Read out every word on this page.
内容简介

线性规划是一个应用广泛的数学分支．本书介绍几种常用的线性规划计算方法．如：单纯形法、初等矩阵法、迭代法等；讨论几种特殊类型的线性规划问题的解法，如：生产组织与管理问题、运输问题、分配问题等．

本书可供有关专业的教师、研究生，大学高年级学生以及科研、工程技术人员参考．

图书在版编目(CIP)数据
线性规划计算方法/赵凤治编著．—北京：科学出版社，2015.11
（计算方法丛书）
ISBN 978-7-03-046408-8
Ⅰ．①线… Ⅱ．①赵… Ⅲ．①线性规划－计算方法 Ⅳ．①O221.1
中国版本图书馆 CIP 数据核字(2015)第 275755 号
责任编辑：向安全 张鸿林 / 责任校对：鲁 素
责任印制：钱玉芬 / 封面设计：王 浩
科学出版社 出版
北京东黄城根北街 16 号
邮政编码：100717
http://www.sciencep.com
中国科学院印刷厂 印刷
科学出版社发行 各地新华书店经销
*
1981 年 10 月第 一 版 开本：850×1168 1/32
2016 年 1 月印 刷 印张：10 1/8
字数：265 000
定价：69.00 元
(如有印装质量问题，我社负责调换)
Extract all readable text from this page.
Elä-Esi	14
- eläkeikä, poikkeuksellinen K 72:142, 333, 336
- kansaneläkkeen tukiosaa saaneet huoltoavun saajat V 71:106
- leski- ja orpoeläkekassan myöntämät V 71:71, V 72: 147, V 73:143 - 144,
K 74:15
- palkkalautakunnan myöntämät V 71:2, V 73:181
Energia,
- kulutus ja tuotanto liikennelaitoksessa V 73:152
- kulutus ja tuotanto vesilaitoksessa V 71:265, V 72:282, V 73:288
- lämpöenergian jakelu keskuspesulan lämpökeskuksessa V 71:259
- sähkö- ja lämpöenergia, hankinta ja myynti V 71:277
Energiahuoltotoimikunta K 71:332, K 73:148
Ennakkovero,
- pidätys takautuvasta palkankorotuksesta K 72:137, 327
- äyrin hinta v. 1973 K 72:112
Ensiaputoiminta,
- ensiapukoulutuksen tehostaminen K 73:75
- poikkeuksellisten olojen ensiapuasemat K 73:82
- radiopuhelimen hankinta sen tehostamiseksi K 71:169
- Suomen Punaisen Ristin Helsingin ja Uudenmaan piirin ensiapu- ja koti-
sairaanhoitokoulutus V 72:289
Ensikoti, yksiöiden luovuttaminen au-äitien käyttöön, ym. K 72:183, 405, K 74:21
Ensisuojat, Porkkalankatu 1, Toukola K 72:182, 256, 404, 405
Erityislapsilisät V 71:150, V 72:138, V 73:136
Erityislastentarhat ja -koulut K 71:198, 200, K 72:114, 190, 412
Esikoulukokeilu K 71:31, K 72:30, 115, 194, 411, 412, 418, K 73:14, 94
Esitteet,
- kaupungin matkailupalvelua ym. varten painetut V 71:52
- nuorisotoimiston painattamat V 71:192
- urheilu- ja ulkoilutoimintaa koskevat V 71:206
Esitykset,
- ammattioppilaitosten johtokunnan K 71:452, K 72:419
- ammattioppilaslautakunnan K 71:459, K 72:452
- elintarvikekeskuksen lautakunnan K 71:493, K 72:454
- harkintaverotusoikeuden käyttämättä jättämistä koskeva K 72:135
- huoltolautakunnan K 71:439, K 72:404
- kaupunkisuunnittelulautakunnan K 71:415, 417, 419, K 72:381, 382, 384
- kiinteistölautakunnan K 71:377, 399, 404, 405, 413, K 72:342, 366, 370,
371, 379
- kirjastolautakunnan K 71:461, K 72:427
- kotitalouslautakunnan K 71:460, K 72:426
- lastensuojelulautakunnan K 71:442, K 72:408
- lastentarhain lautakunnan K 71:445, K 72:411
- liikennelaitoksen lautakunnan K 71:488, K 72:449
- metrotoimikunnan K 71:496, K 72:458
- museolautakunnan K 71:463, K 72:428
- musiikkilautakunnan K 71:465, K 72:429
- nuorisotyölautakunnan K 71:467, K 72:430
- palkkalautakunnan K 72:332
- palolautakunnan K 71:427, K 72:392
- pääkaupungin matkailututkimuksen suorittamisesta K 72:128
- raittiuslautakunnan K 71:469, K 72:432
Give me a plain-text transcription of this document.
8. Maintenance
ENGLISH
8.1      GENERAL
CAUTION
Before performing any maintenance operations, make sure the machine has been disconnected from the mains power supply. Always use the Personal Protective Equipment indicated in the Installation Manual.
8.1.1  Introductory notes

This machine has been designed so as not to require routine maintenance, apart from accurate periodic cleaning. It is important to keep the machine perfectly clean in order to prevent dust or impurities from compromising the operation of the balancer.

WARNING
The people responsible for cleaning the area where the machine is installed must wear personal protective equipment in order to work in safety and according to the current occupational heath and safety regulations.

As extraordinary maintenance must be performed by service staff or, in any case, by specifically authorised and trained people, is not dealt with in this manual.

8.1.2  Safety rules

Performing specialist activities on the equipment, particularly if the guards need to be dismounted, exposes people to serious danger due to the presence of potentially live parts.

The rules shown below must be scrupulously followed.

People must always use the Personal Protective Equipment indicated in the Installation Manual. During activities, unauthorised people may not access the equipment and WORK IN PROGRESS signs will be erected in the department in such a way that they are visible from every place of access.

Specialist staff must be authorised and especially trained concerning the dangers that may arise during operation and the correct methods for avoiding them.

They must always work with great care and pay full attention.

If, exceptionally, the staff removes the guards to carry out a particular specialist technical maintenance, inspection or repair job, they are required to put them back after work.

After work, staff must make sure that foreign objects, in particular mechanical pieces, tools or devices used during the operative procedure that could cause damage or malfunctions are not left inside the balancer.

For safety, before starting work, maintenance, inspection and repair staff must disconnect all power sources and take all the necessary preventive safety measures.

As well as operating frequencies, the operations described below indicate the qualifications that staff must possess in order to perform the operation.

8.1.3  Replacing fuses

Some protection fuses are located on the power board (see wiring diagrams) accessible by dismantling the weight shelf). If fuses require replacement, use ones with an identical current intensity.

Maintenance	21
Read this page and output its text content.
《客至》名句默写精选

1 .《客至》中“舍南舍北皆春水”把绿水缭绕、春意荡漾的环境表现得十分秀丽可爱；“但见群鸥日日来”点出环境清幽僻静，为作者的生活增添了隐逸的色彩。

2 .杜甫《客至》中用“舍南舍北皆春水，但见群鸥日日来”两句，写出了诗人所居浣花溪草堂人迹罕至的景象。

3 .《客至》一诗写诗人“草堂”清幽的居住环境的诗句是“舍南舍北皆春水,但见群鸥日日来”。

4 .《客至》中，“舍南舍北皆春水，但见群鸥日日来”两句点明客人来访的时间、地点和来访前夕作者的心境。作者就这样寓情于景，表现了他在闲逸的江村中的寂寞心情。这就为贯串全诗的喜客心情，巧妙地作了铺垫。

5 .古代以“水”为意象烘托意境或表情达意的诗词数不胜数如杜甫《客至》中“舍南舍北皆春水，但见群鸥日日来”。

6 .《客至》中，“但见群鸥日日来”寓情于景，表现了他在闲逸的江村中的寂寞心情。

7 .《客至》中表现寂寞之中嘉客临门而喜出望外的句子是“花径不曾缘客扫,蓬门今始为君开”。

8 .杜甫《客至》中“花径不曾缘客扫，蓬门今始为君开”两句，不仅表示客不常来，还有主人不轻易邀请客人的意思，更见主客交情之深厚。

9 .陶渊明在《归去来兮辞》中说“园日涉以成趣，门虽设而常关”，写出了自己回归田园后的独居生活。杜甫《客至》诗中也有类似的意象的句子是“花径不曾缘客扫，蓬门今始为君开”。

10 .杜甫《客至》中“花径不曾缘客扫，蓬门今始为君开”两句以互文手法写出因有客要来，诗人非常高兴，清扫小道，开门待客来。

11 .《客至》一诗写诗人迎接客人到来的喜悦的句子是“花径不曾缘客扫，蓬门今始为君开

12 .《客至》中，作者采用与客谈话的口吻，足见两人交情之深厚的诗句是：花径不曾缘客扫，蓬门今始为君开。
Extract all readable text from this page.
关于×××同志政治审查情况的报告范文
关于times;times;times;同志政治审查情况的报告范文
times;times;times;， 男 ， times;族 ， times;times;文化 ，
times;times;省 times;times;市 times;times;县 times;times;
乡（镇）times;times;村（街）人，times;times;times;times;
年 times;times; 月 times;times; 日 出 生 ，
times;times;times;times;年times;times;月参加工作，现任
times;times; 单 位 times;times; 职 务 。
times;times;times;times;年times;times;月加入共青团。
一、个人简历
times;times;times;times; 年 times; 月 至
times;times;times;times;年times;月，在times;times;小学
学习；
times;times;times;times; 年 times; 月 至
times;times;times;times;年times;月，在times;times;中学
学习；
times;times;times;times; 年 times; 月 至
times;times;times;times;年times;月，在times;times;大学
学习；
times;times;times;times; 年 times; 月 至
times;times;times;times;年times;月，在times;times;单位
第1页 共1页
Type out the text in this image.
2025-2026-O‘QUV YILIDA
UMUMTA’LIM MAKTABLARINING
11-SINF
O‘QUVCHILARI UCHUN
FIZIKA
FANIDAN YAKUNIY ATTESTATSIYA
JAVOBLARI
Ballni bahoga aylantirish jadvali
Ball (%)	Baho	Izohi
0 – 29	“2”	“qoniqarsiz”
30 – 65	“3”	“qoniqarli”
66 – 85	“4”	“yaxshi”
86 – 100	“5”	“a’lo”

• [Objective] Give back exactly the lines beginning at the one with "Type out the text in this image." and ending at the final line of the material; both boundary lines belong in it.

• [Expected output]
Type out the text in this image.
2025-2026-O‘QUV YILIDA
UMUMTA’LIM MAKTABLARINING
11-SINF
O‘QUVCHILARI UCHUN
FIZIKA
FANIDAN YAKUNIY ATTESTATSIYA
JAVOBLARI
Ballni bahoga aylantirish jadvali
Ball (%)	Baho	Izohi
0 – 29	“2”	“qoniqarsiz”
30 – 65	“3”	“qoniqarli”
66 – 85	“4”	“yaxshi”
86 – 100	“5”	“a’lo”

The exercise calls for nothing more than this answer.